Extract all data as written.

######

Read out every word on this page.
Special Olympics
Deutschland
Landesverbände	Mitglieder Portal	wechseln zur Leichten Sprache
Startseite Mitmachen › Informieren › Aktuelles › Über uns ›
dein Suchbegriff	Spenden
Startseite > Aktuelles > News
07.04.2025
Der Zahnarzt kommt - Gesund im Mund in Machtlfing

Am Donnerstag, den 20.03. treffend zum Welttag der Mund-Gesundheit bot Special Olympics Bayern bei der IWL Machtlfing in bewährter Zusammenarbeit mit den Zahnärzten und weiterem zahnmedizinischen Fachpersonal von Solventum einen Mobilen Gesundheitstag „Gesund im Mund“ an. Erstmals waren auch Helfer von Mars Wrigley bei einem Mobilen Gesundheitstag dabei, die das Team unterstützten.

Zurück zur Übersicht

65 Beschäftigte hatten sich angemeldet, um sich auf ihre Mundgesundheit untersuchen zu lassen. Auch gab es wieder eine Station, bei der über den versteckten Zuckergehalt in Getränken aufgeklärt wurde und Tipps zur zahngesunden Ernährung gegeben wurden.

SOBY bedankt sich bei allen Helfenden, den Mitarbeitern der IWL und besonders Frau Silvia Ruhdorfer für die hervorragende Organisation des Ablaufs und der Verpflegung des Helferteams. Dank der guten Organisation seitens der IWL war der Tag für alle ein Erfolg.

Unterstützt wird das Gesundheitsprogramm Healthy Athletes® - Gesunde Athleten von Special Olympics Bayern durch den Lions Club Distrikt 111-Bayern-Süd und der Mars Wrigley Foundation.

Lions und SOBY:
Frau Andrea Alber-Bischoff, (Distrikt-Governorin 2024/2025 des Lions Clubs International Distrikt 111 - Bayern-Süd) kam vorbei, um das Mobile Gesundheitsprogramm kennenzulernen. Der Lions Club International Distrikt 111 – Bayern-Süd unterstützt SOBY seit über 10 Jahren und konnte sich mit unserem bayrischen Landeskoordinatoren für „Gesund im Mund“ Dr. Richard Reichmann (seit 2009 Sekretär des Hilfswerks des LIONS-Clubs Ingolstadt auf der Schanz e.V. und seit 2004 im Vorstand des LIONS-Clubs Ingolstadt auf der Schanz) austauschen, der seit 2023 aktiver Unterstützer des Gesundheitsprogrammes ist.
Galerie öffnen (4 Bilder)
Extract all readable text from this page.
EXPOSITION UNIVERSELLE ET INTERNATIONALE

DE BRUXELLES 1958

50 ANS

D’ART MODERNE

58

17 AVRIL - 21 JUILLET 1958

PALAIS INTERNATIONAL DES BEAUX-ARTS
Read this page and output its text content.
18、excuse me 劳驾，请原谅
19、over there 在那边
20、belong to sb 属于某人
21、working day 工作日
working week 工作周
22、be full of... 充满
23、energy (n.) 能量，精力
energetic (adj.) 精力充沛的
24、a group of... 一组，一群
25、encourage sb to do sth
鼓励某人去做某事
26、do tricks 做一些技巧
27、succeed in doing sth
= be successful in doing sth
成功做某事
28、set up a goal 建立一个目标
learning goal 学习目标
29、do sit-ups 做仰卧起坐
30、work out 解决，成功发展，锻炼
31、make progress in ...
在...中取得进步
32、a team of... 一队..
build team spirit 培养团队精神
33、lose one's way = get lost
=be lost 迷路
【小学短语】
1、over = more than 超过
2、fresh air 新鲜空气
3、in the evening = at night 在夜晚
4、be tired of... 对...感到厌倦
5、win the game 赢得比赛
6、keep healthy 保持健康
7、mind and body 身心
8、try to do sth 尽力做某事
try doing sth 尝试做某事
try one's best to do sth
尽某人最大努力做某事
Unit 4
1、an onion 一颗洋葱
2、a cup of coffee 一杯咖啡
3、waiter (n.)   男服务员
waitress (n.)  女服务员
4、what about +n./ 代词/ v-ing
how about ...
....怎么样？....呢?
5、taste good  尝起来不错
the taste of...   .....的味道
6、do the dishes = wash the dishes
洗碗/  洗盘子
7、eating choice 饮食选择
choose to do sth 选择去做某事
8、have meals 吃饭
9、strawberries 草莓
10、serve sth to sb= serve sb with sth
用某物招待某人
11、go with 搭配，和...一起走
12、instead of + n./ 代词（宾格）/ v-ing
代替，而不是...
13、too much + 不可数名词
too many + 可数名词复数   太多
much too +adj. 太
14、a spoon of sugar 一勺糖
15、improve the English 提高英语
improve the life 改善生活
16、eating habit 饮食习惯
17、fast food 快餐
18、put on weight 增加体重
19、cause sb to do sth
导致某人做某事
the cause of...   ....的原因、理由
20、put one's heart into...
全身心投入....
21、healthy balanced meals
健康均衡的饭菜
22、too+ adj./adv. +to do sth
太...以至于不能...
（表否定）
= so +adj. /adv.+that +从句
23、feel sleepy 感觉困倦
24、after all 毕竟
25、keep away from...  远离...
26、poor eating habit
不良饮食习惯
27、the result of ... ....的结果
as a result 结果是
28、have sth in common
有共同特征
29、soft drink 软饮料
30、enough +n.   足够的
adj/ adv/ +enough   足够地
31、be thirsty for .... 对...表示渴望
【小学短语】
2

######

**EXERCISE SOLUTION:**
Read out every word on this page.
Special Olympics
Deutschland
Landesverbände	Mitglieder Portal	wechseln zur Leichten Sprache
Startseite Mitmachen › Informieren › Aktuelles › Über uns ›
dein Suchbegriff	Spenden
Startseite > Aktuelles > News
07.04.2025
Der Zahnarzt kommt - Gesund im Mund in Machtlfing

Am Donnerstag, den 20.03. treffend zum Welttag der Mund-Gesundheit bot Special Olympics Bayern bei der IWL Machtlfing in bewährter Zusammenarbeit mit den Zahnärzten und weiterem zahnmedizinischen Fachpersonal von Solventum einen Mobilen Gesundheitstag „Gesund im Mund“ an. Erstmals waren auch Helfer von Mars Wrigley bei einem Mobilen Gesundheitstag dabei, die das Team unterstützten.

Zurück zur Übersicht

65 Beschäftigte hatten sich angemeldet, um sich auf ihre Mundgesundheit untersuchen zu lassen. Auch gab es wieder eine Station, bei der über den versteckten Zuckergehalt in Getränken aufgeklärt wurde und Tipps zur zahngesunden Ernährung gegeben wurden.

SOBY bedankt sich bei allen Helfenden, den Mitarbeitern der IWL und besonders Frau Silvia Ruhdorfer für die hervorragende Organisation des Ablaufs und der Verpflegung des Helferteams. Dank der guten Organisation seitens der IWL war der Tag für alle ein Erfolg.

Unterstützt wird das Gesundheitsprogramm Healthy Athletes® - Gesunde Athleten von Special Olympics Bayern durch den Lions Club Distrikt 111-Bayern-Süd und der Mars Wrigley Foundation.

Lions und SOBY:
Frau Andrea Alber-Bischoff, (Distrikt-Governorin 2024/2025 des Lions Clubs International Distrikt 111 - Bayern-Süd) kam vorbei, um das Mobile Gesundheitsprogramm kennenzulernen. Der Lions Club International Distrikt 111 – Bayern-Süd unterstützt SOBY seit über 10 Jahren und konnte sich mit unserem bayrischen Landeskoordinatoren für „Gesund im Mund“ Dr. Richard Reichmann (seit 2009 Sekretär des Hilfswerks des LIONS-Clubs Ingolstadt auf der Schanz e.V. und seit 2004 im Vorstand des LIONS-Clubs Ingolstadt auf der Schanz) austauschen, der seit 2023 aktiver Unterstützer des Gesundheitsprogrammes ist.
Galerie öffnen (4 Bilder)
Extract all readable text from this page.
EXPOSITION UNIVERSELLE ET INTERNATIONALE

DE BRUXELLES 1958

50 ANS

D’ART MODERNE

58

17 AVRIL - 21 JUILLET 1958

PALAIS INTERNATIONAL DES BEAUX-ARTS
Read this page and output its text content.
18、excuse me 劳驾，请原谅
19、over there 在那边
20、belong to sb 属于某人
21、working day 工作日
working week 工作周
22、be full of... 充满
23、energy (n.) 能量，精力
energetic (adj.) 精力充沛的
24、a group of... 一组，一群
25、encourage sb to do sth
鼓励某人去做某事
26、do tricks 做一些技巧
27、succeed in doing sth
= be successful in doing sth
成功做某事
28、set up a goal 建立一个目标
learning goal 学习目标
29、do sit-ups 做仰卧起坐
30、work out 解决，成功发展，锻炼
31、make progress in ...
在...中取得进步
32、a team of... 一队..
build team spirit 培养团队精神
33、lose one's way = get lost
=be lost 迷路
【小学短语】
1、over = more than 超过
2、fresh air 新鲜空气
3、in the evening = at night 在夜晚
4、be tired of... 对...感到厌倦
5、win the game 赢得比赛
6、keep healthy 保持健康
7、mind and body 身心
8、try to do sth 尽力做某事
try doing sth 尝试做某事
try one's best to do sth
尽某人最大努力做某事
Unit 4
1、an onion 一颗洋葱
2、a cup of coffee 一杯咖啡
3、waiter (n.)   男服务员
waitress (n.)  女服务员
4、what about +n./ 代词/ v-ing
how about ...
....怎么样？....呢?
5、taste good  尝起来不错
the taste of...   .....的味道
6、do the dishes = wash the dishes
洗碗/  洗盘子
7、eating choice 饮食选择
choose to do sth 选择去做某事
8、have meals 吃饭
9、strawberries 草莓
10、serve sth to sb= serve sb with sth
用某物招待某人
11、go with 搭配，和...一起走
12、instead of + n./ 代词（宾格）/ v-ing
代替，而不是...
13、too much + 不可数名词
too many + 可数名词复数   太多
much too +adj. 太
14、a spoon of sugar 一勺糖
15、improve the English 提高英语
improve the life 改善生活
16、eating habit 饮食习惯
17、fast food 快餐
18、put on weight 增加体重
19、cause sb to do sth
导致某人做某事
the cause of...   ....的原因、理由
20、put one's heart into...
全身心投入....
21、healthy balanced meals
健康均衡的饭菜
22、too+ adj./adv. +to do sth
太...以至于不能...
（表否定）
= so +adj. /adv.+that +从句
23、feel sleepy 感觉困倦
24、after all 毕竟
25、keep away from...  远离...
26、poor eating habit
不良饮食习惯
27、the result of ... ....的结果
as a result 结果是
28、have sth in common
有共同特征
29、soft drink 软饮料
30、enough +n.   足够的
adj/ adv/ +enough   足够地
31、be thirsty for .... 对...表示渴望
【小学短语】
2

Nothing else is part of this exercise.